**Task brief**
Within the records, find every line that includes the word "perittävät" and copy it.

**Transcript data for document pages**
[Start of section]
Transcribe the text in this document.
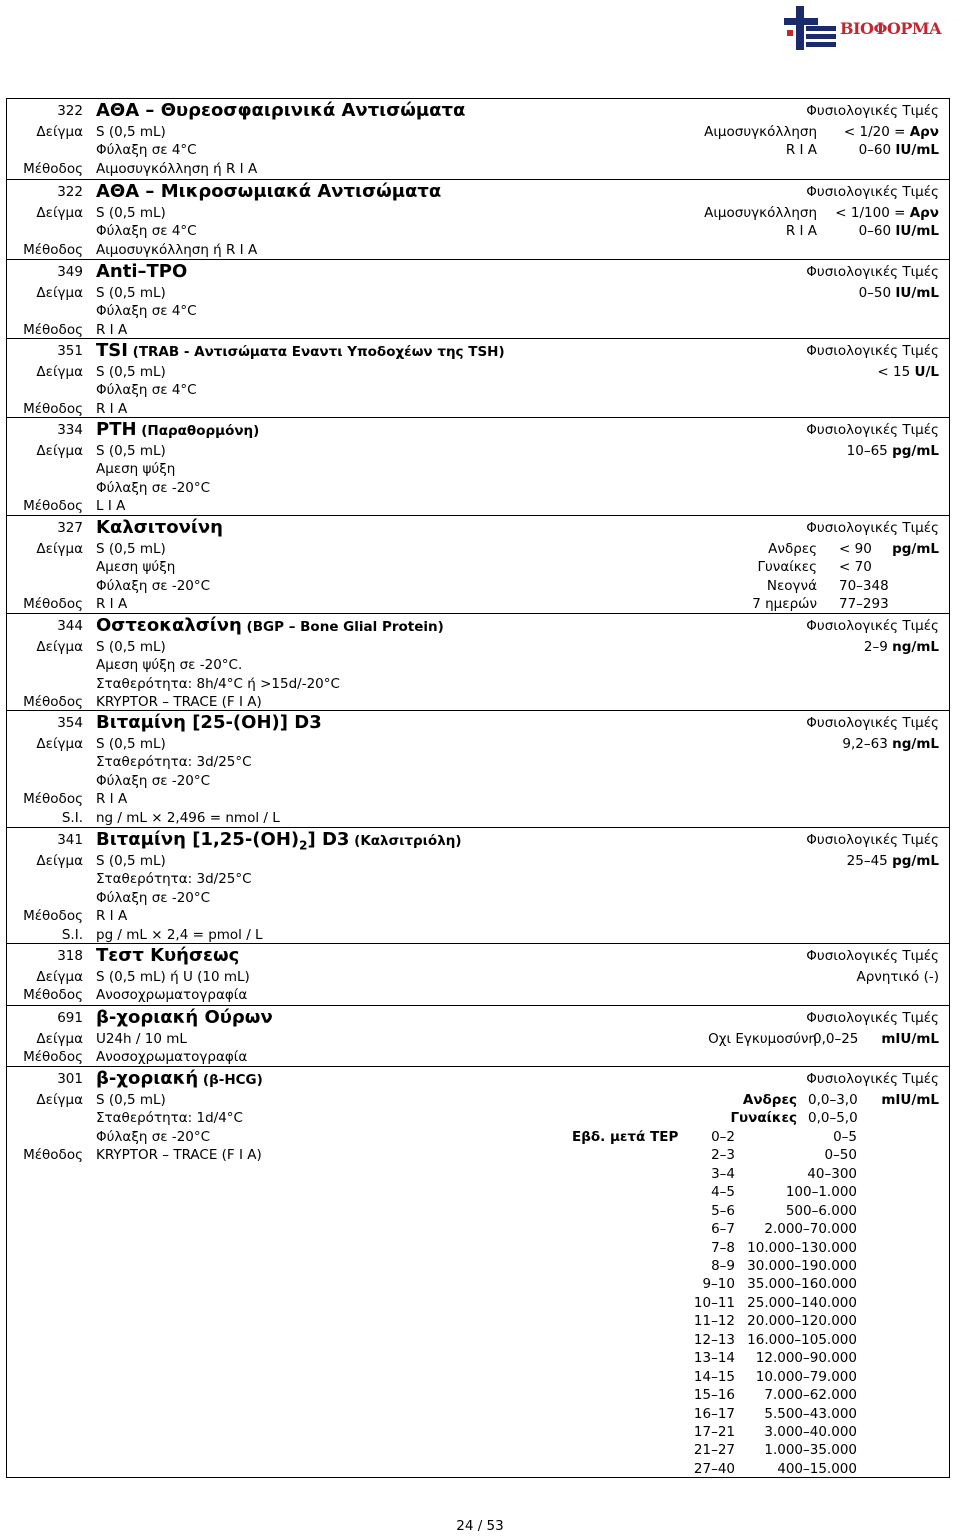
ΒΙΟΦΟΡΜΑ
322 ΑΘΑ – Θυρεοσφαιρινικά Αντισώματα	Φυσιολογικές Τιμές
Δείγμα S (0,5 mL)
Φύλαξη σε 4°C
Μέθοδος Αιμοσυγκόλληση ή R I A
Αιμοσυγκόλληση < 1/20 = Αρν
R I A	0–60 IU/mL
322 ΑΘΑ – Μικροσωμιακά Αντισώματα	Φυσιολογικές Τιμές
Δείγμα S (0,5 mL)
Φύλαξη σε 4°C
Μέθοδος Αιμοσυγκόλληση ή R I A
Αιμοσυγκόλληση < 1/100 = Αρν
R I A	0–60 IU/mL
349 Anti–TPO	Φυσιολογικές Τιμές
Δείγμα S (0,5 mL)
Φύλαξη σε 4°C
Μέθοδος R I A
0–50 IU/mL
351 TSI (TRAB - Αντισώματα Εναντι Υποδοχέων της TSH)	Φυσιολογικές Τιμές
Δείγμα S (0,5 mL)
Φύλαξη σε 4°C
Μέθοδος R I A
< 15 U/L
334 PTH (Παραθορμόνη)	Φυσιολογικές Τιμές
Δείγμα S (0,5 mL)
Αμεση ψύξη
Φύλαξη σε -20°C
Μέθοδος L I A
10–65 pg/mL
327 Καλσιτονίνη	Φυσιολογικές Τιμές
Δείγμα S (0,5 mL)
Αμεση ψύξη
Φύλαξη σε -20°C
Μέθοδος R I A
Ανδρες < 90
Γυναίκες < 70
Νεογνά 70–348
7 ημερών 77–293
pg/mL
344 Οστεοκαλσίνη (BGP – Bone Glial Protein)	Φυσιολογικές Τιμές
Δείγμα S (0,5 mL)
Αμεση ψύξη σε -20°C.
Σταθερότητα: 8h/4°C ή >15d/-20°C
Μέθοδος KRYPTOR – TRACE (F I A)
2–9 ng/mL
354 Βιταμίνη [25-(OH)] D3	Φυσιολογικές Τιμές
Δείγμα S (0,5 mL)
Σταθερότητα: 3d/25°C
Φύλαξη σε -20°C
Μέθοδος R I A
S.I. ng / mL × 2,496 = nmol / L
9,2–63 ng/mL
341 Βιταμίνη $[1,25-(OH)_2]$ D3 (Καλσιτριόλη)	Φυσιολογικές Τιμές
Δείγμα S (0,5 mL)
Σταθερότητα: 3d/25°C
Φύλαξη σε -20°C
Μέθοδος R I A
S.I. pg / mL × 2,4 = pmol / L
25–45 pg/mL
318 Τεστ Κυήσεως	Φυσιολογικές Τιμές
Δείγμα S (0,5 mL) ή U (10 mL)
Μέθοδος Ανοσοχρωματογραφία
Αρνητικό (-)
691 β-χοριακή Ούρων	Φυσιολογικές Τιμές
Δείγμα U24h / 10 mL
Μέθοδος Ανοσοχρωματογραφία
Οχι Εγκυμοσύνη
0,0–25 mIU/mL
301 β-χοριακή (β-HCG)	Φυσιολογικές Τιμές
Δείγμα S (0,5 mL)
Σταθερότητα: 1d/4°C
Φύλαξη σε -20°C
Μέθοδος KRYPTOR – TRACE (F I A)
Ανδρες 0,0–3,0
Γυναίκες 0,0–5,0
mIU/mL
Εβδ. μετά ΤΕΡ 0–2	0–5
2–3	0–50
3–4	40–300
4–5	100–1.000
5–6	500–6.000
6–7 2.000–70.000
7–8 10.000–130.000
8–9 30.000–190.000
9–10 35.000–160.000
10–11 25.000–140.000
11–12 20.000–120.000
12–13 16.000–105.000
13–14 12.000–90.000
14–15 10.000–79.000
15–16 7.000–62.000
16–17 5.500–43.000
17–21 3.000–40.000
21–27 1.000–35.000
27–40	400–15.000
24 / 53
[End of section]
[Start of section]
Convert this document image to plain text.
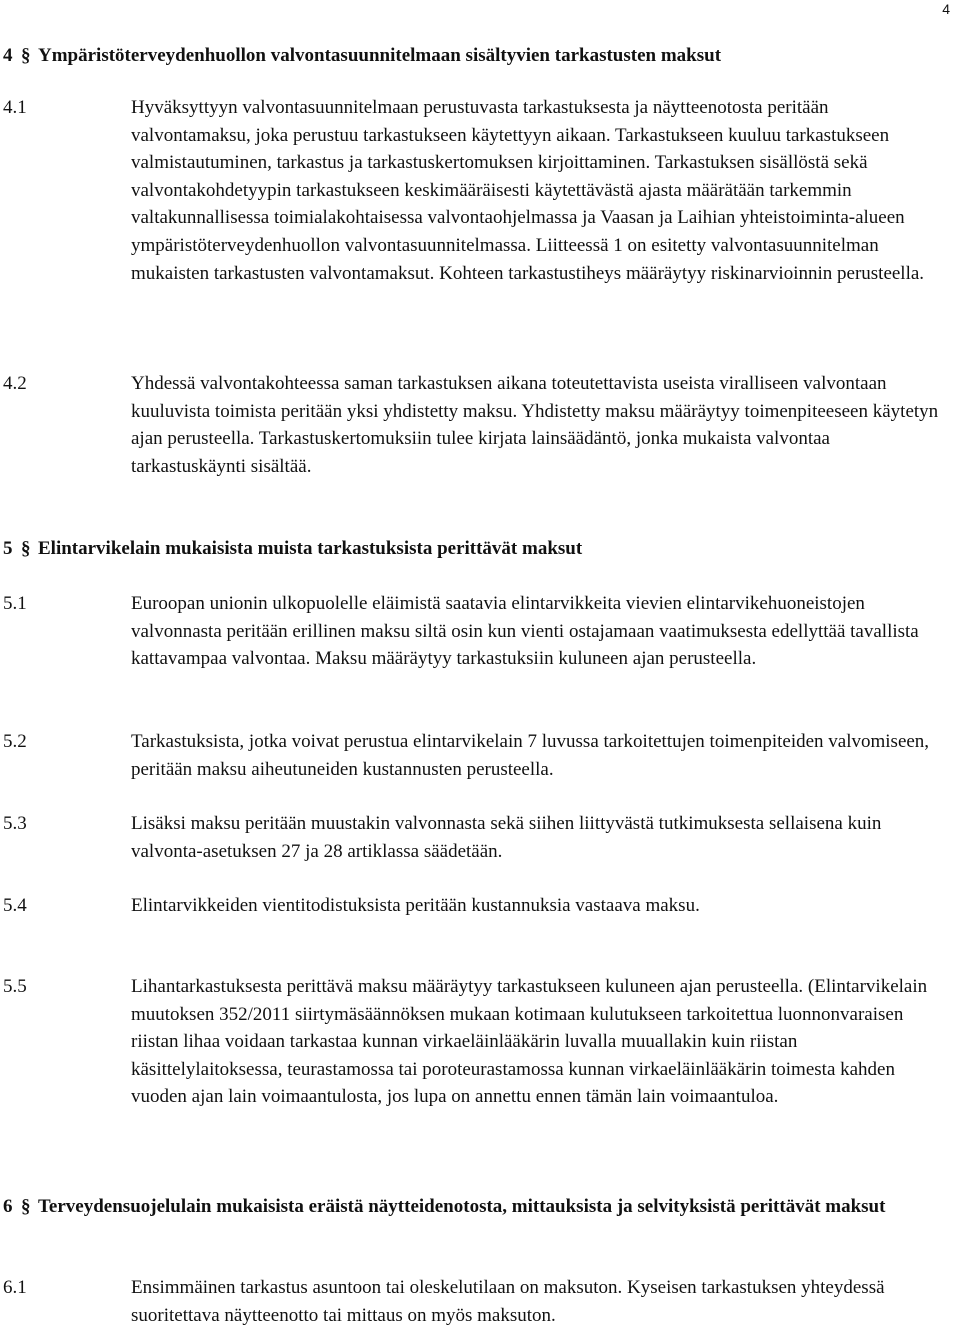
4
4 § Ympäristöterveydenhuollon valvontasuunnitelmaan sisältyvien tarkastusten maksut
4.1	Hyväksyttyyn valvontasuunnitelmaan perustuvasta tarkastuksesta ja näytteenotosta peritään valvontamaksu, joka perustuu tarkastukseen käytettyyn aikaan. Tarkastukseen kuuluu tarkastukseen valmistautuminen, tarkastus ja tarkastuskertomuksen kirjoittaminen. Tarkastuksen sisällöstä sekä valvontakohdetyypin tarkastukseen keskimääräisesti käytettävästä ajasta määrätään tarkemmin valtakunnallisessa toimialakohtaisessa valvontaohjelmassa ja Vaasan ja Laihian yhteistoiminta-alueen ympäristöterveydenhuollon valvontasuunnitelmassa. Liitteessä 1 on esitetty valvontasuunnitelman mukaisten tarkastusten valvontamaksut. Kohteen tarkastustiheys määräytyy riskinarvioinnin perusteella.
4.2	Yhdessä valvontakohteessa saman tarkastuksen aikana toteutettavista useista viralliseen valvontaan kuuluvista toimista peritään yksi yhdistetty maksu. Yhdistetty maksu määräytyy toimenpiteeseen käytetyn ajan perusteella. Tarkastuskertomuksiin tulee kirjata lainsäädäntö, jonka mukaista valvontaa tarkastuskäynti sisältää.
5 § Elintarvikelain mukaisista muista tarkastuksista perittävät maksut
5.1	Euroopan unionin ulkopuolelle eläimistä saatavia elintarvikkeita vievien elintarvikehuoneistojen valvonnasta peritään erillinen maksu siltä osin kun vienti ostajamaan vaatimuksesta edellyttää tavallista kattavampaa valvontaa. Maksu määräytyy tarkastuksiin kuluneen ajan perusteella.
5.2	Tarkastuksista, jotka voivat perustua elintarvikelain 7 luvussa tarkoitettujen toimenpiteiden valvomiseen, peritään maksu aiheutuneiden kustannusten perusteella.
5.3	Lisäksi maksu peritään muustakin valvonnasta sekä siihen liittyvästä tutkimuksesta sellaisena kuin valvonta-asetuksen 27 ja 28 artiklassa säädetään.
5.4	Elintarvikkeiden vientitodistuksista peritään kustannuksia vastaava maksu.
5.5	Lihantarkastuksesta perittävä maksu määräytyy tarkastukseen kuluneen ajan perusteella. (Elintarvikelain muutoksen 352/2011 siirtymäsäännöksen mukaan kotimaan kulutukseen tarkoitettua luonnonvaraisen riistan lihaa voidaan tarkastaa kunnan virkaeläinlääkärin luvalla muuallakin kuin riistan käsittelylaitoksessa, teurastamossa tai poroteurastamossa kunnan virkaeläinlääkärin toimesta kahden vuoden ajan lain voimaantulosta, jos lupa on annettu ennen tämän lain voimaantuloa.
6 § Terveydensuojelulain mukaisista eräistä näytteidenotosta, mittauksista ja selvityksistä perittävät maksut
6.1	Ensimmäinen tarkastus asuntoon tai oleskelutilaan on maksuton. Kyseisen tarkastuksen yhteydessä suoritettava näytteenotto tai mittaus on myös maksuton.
[End of section]
**Your response**
5 § Elintarvikelain mukaisista muista tarkastuksista perittävät maksut
6 § Terveydensuojelulain mukaisista eräistä näytteidenotosta, mittauksista ja selvityksistä perittävät maksut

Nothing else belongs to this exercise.